• **WHAT IS ASKED**: Find every line in the records below that holds the word "Hispanic", and copy it out.

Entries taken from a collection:
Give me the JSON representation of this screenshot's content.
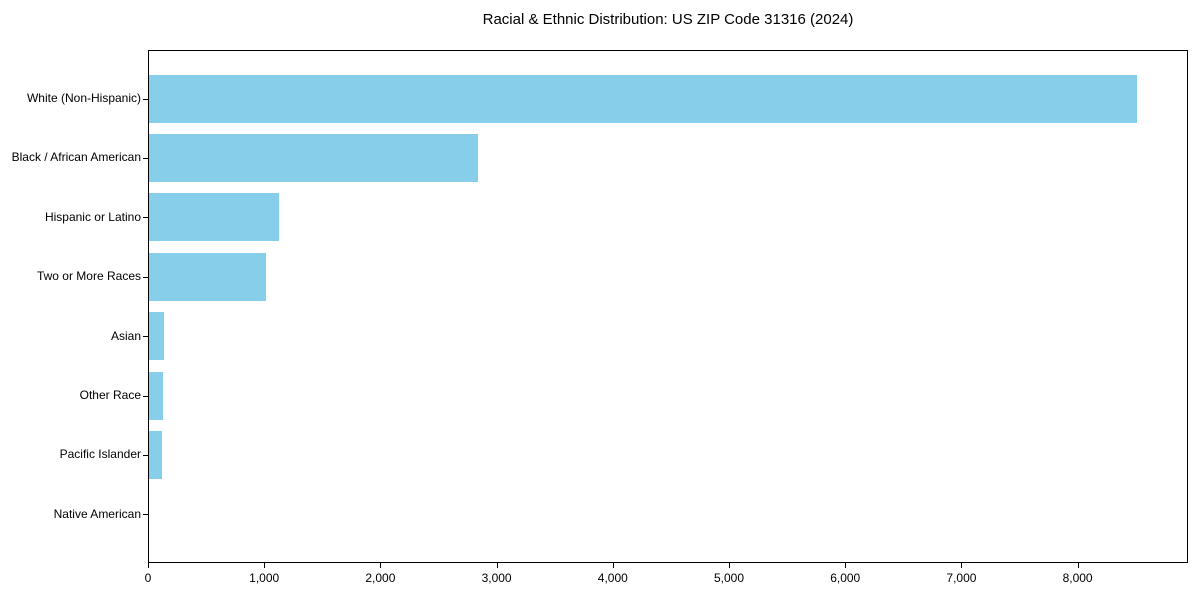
{
  "title": "Racial & Ethnic Distribution: US ZIP Code 31316 (2024)",
  "colors": {
    "bar": "#87CEEB",
    "axis": "#000000",
    "background": "#FFFFFF",
    "text": "#000000"
  },
  "chart_data": {
    "type": "bar",
    "orientation": "horizontal",
    "title": "Racial & Ethnic Distribution: US ZIP Code 31316 (2024)",
    "categories": [
      "White (Non-Hispanic)",
      "Black / African American",
      "Hispanic or Latino",
      "Two or More Races",
      "Asian",
      "Other Race",
      "Pacific Islander",
      "Native American"
    ],
    "values": [
      8500,
      2830,
      1120,
      1005,
      128,
      118,
      112,
      0
    ],
    "xlabel": "",
    "ylabel": "",
    "xlim": [
      0,
      8950
    ],
    "xticks": [
      0,
      1000,
      2000,
      3000,
      4000,
      5000,
      6000,
      7000,
      8000
    ],
    "xtick_labels": [
      "0",
      "1,000",
      "2,000",
      "3,000",
      "4,000",
      "5,000",
      "6,000",
      "7,000",
      "8,000"
    ],
    "grid": false,
    "legend": null,
    "bar_color": "#87CEEB"
  }
}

• **EXERCISE RESULT**:
      "White (Non-Hispanic)",
      "Hispanic or Latino",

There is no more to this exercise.